## The exercise
Count every line in the following entries where the word "this" appears. Give the count alone.

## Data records
━━━━

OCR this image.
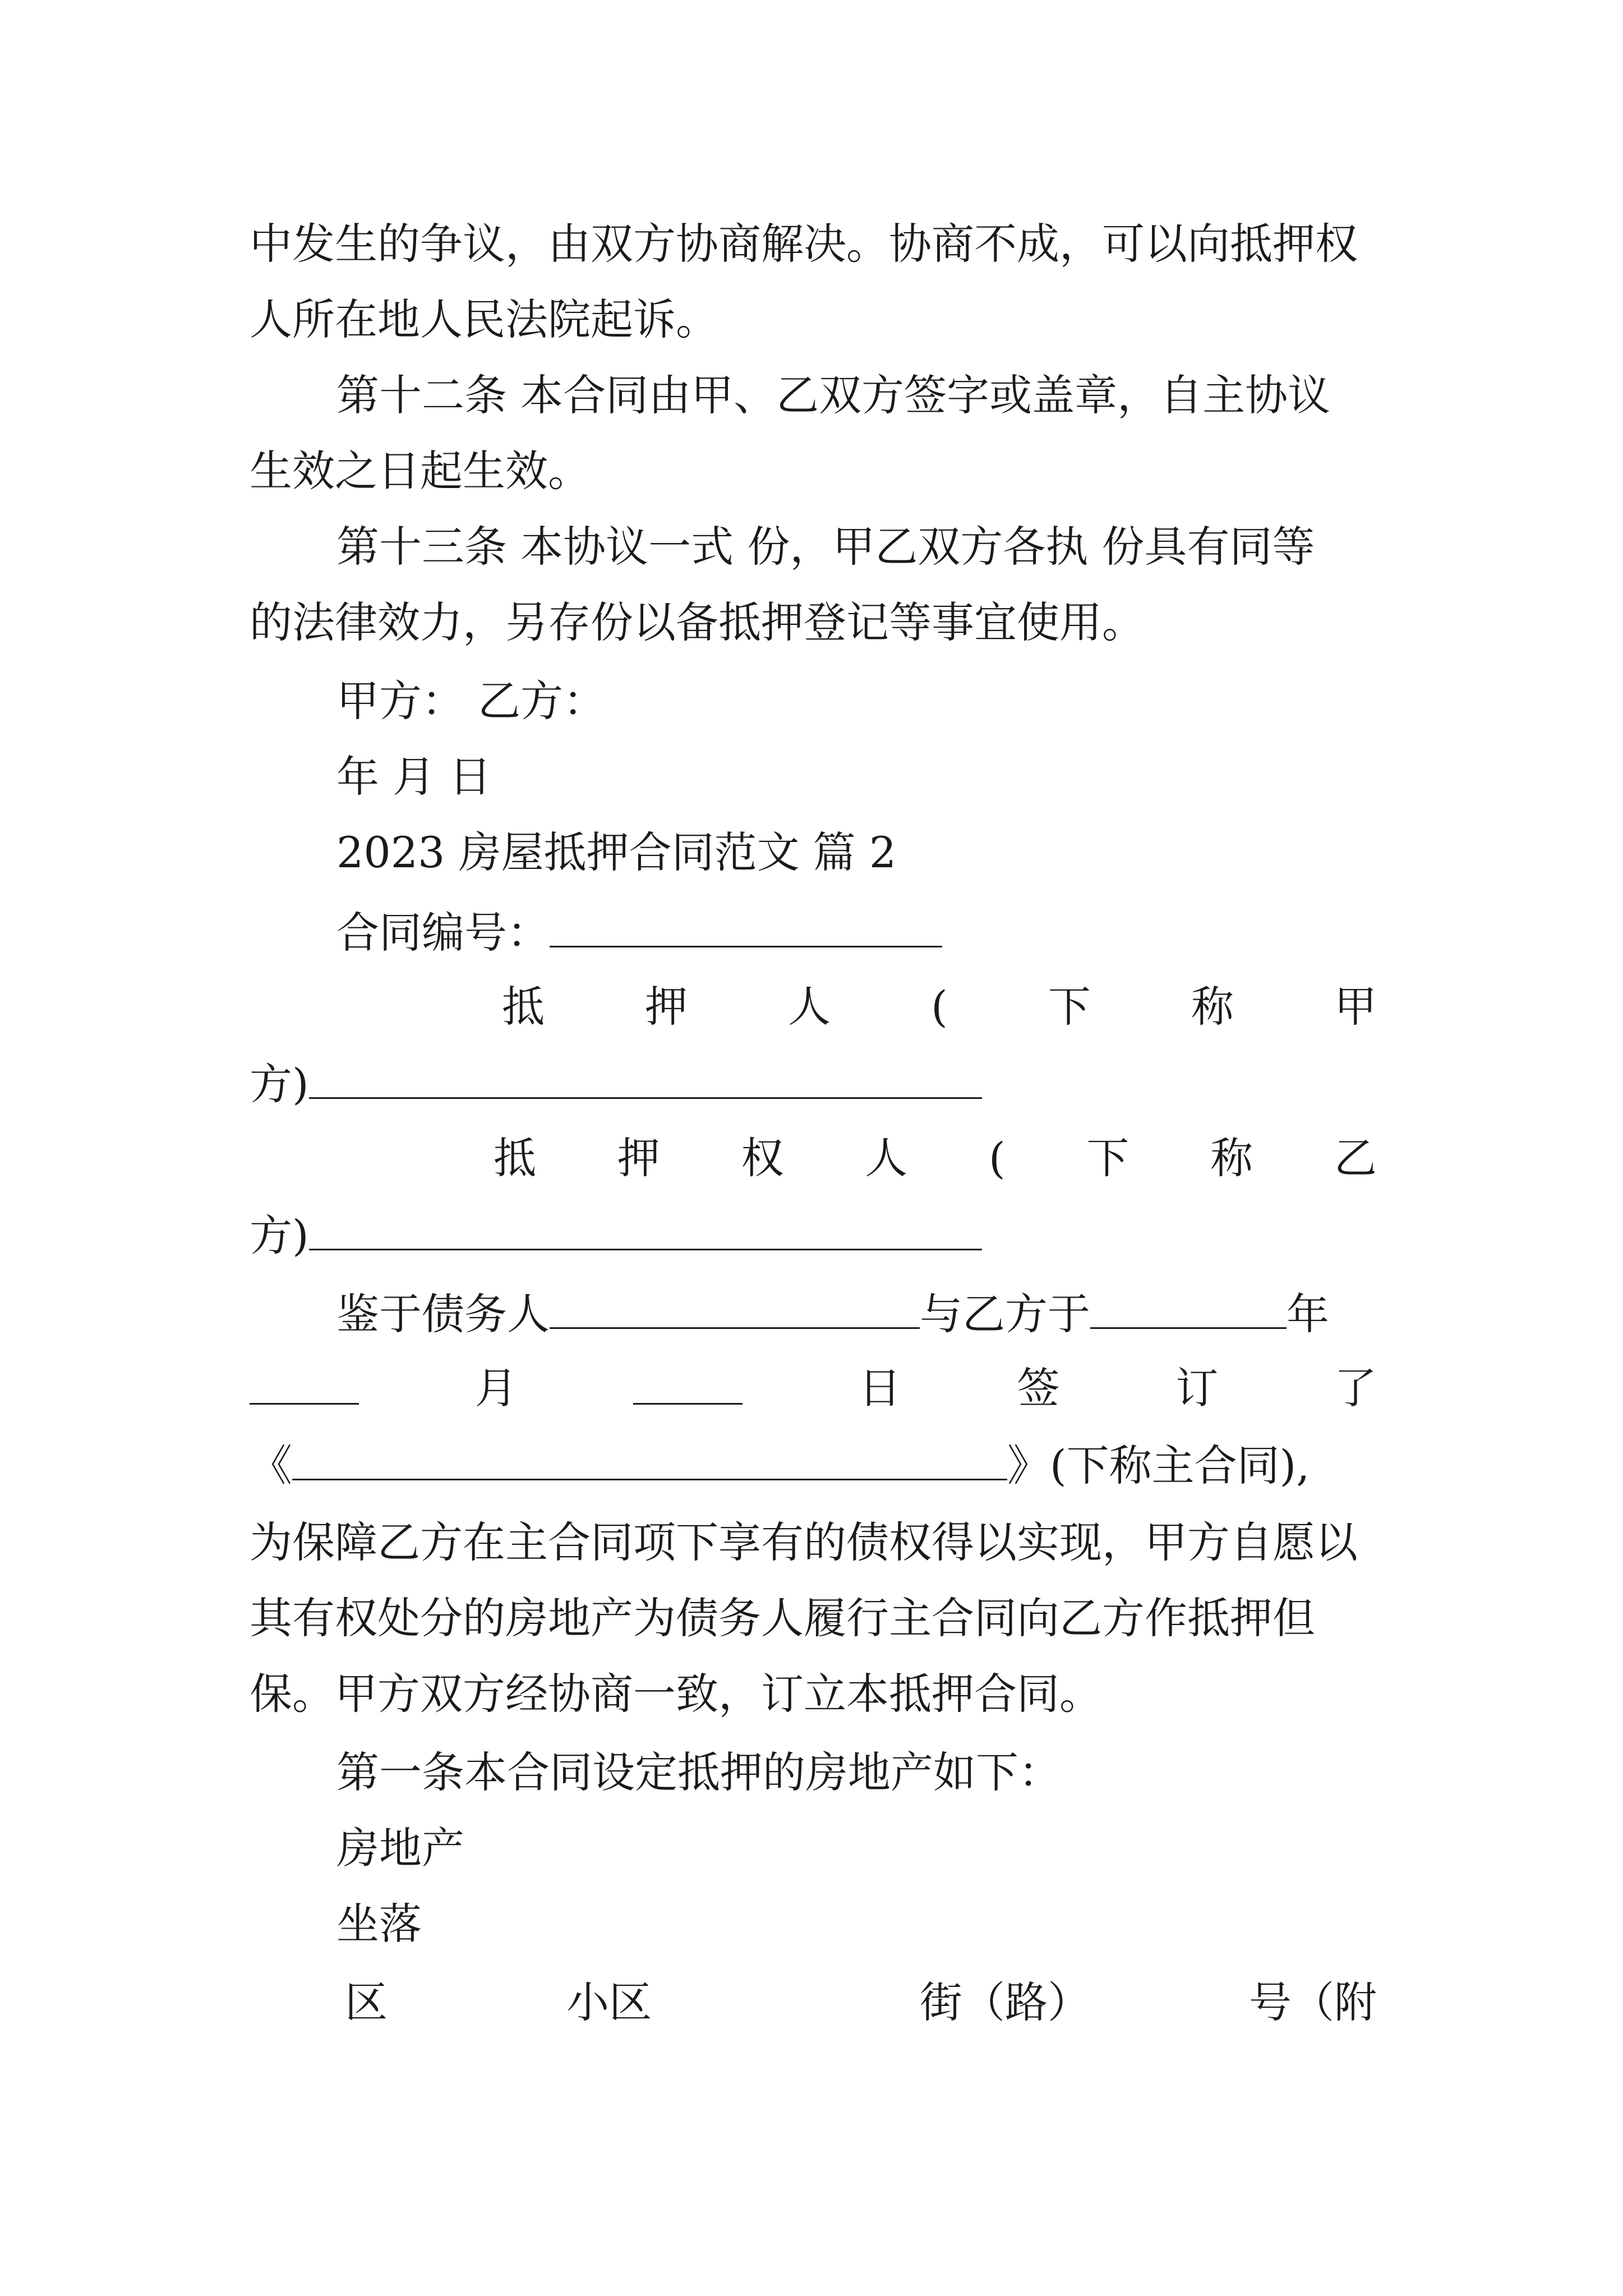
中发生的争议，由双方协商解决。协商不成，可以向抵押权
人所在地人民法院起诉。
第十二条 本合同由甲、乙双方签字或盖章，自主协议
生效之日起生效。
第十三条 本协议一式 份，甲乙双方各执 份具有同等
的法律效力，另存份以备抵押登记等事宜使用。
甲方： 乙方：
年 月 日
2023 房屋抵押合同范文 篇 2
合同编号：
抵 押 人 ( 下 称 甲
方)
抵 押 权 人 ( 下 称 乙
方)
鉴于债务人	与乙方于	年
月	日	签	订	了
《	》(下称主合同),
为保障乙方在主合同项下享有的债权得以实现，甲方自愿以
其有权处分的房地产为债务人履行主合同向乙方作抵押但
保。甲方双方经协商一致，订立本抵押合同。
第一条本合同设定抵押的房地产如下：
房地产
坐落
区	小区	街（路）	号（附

━━━━

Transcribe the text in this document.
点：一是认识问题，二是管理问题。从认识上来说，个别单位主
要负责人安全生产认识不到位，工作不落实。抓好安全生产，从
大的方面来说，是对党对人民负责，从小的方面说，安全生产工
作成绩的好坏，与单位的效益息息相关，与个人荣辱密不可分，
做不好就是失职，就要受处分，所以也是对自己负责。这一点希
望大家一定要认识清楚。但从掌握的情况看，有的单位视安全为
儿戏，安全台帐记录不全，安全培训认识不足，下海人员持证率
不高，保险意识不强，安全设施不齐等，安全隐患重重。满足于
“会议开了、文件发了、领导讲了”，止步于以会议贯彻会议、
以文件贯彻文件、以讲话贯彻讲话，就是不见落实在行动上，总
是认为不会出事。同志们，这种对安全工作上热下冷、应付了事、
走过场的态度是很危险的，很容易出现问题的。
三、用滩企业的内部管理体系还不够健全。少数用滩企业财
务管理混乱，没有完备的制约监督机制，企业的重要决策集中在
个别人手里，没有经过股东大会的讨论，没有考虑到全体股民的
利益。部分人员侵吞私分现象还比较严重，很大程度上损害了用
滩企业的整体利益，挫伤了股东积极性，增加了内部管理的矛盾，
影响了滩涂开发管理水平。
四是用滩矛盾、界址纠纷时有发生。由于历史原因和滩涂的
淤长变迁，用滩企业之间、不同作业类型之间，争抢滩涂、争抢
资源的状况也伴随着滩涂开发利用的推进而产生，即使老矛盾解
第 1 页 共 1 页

━━━━

## Result
2